From Deconstruction to derivation you have to deal with a lot in college that is hugely complicated.
But stuff like this, while tough, will probably not be the most complicated thing you will negotiate in college…or the most rewarding. The most complicated thing you will negotiate in college will almost certainly be your relationships. Because people are REALLY complicated:
Today we are taking up the question “What is college for? One more time…
...If you remember the answer we proposed from John 1…”college is a time to grow in grace and truth.” And we are going to zero in on growing in grace and truth in a second specific arena …moving from your studies to your relationships
No that is a huge topic, so tonight we are going to zero in on three spheres of human relatedness:
1. Friendship
2. Community
3. Romance
And it will shock you to learn that I have a lot to say about these…so we are going to get right to work. Let’s start with friendship:
1. Friendship
Interestingly the big findings in the recent psychological and sociological research on friendship are seemingly incongruous. The first finding is that the value of friendship is grossly underestimated in our culture. And John Green – my favorite vlogger agrees. Check out this clip from his thoughts on Valentine’s day.
(0:44 – 1:30) http://www.youtube.com/watch?v=ma9AnIfaE30
I’m convinced that one of reasons that long term romantic relationships struggle is not because multi-decadal monogamy is impossible, improbable, or disappointing …it is that we expect our romantic relationships to carry too much relational freight in our culture. The bottom line of a lot of the recent research is that friendship really matters.
Recently researchers at Virginia Tech recruited a bunch of students and fitted them with weighted backpacks at the base of a steep hill.
(OK, first of all…Seriously? I mean, I love the hard sciences…but sometimes I feel like social scientists have more fun…hey, here’s a heavy backpack, go climb a hill)
Anyway, they asked the students who were wearing the heavy packs to estimate the steepness of the hill…but here was the variable…some of them stood alone and others simply had a close friend standing next to them. Listen to how they reported the results:
The students who stood with friends gave lower estimates of the steepness of the hill. And the longer the friends had known each other, the less steep the hill appeared.
When Dr Karen Roberto, the director of the center that conducted this study was asked about the results here’s what she said: “Friendship is an undervalued resource. The consistent message of these studies is that friends make your life better.”

· · · · ·

**Written task 1**
Please give the stretch of the listing from its start through the line containing "label-colon-first-name: : [331,562,338,585]" as a Markdown table with columns Row and Entry, leaving out blank lines.
The listing that comes next has no connection to the talk above.

· · · · ·

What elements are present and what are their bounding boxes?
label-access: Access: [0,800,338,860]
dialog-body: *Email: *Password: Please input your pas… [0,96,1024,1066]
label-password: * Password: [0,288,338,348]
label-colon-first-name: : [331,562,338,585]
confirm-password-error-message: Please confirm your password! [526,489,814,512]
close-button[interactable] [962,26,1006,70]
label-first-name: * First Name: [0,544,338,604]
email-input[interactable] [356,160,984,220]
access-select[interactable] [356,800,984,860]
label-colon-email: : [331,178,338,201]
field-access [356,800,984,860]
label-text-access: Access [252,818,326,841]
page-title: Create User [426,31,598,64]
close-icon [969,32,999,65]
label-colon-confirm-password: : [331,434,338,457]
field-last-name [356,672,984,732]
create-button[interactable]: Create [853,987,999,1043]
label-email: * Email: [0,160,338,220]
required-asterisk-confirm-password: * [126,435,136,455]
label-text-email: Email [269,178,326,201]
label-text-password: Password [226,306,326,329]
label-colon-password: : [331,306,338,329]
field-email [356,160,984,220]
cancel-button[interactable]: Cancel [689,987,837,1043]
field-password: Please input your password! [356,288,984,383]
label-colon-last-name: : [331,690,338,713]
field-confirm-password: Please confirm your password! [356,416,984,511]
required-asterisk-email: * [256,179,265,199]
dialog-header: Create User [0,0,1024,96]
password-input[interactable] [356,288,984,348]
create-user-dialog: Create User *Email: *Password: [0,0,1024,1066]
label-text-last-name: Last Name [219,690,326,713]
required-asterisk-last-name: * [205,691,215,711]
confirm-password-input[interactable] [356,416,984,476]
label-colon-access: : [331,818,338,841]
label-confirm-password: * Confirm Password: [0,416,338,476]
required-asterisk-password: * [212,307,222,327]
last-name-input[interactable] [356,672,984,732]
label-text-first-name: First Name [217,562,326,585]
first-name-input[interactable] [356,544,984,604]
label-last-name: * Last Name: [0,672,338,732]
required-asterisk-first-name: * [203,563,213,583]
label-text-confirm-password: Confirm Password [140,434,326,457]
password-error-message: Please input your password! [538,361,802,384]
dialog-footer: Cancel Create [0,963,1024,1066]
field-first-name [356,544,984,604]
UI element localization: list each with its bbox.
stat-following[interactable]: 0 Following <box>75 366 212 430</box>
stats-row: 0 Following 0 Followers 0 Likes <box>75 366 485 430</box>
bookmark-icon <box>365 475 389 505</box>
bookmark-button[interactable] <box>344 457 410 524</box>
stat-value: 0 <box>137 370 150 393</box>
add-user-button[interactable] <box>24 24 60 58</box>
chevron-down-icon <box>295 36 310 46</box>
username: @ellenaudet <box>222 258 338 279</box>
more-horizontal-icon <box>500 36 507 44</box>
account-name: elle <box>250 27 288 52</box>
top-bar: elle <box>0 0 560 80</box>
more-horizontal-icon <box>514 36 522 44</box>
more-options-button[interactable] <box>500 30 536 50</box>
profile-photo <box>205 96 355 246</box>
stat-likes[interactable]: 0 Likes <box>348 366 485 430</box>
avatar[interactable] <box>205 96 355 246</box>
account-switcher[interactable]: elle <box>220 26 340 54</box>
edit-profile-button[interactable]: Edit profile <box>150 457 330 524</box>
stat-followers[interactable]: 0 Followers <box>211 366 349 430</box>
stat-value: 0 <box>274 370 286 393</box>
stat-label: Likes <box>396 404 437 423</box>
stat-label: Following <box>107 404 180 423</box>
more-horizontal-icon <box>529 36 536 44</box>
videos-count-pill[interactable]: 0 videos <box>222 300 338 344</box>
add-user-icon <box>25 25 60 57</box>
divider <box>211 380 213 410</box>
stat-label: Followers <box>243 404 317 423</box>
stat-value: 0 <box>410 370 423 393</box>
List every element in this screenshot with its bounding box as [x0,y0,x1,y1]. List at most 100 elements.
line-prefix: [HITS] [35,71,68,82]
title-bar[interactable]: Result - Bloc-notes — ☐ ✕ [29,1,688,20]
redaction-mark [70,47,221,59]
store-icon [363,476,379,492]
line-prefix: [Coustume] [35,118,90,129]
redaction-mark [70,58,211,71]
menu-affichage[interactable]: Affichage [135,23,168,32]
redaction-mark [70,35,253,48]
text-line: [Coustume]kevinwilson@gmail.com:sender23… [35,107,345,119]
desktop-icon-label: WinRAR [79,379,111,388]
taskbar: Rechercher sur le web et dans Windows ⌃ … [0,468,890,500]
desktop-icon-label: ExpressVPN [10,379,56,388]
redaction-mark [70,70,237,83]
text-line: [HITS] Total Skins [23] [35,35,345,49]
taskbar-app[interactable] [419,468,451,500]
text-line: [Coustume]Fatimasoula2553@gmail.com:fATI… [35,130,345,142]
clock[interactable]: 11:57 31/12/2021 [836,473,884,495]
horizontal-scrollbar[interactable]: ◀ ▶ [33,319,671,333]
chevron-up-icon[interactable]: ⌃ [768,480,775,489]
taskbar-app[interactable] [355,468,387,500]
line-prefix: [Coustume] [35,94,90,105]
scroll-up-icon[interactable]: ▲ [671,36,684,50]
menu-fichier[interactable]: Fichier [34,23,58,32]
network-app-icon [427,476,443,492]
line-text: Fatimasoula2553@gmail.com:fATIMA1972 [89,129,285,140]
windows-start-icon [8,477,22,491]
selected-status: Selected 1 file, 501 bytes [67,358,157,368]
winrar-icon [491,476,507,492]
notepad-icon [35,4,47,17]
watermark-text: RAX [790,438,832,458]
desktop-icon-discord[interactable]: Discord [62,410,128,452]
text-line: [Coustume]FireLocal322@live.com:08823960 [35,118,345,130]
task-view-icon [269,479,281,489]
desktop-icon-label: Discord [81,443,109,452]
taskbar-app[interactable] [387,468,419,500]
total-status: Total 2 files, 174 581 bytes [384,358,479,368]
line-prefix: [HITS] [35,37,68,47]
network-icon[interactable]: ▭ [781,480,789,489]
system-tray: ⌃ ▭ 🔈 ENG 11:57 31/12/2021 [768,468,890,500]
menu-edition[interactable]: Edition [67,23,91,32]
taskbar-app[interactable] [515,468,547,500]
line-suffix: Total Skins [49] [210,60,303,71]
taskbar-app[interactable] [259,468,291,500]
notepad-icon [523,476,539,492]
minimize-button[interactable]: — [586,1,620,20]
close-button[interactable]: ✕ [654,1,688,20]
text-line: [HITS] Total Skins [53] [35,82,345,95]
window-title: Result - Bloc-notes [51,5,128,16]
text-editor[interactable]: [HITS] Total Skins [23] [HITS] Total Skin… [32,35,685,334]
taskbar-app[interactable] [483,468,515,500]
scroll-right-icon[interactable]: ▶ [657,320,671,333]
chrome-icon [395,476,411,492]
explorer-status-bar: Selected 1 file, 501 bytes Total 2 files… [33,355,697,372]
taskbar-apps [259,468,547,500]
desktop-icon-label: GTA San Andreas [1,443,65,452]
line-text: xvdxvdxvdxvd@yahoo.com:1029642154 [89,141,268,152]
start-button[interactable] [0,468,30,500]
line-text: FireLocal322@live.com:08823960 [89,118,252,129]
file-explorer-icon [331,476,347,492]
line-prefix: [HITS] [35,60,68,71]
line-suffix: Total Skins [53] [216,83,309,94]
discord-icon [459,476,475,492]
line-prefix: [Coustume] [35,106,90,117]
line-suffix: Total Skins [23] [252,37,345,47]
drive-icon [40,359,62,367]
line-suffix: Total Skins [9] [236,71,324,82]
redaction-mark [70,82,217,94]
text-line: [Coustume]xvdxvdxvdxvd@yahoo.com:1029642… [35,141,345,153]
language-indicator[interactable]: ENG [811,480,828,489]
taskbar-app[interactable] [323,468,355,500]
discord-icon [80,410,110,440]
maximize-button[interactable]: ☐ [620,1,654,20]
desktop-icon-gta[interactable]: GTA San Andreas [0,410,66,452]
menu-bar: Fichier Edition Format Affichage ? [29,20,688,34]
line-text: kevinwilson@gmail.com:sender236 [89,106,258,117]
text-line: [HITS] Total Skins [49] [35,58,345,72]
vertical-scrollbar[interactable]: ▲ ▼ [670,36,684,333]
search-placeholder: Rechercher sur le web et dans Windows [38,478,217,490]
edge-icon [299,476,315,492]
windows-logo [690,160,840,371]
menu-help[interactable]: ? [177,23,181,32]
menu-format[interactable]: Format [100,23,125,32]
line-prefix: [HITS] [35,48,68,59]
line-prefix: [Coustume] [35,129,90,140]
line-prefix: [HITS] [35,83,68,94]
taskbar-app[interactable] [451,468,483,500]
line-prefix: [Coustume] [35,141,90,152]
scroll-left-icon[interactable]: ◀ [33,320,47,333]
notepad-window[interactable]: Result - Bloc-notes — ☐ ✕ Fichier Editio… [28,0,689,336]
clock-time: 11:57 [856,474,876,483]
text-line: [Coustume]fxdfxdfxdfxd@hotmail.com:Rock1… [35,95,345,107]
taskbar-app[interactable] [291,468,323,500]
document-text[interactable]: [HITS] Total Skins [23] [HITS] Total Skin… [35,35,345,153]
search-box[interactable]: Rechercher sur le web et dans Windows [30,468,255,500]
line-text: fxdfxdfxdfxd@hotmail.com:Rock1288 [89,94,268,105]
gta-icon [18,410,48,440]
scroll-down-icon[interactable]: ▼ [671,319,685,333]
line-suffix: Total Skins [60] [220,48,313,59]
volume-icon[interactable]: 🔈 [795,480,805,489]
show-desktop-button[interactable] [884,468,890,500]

· · · · ·

**Written task 2**
In the talk on college relationships, how did students standing with a close friend judge the hill's steepness?

**Right answer 1**
| Row | Entry |
|---|---|
| 1 | What elements are present and what are their bounding boxes? |
| 2 | label-access: Access: [0,800,338,860] |
| 3 | dialog-body: *Email: *Password: Please input your pas… [0,96,1024,1066] |
| 4 | label-password: * Password: [0,288,338,348] |
| 5 | label-colon-first-name: : [331,562,338,585] |

**Right answer 2**
They gave lower estimates of the hill's steepness, and the longer the friends had known each other, the less steep it appeared.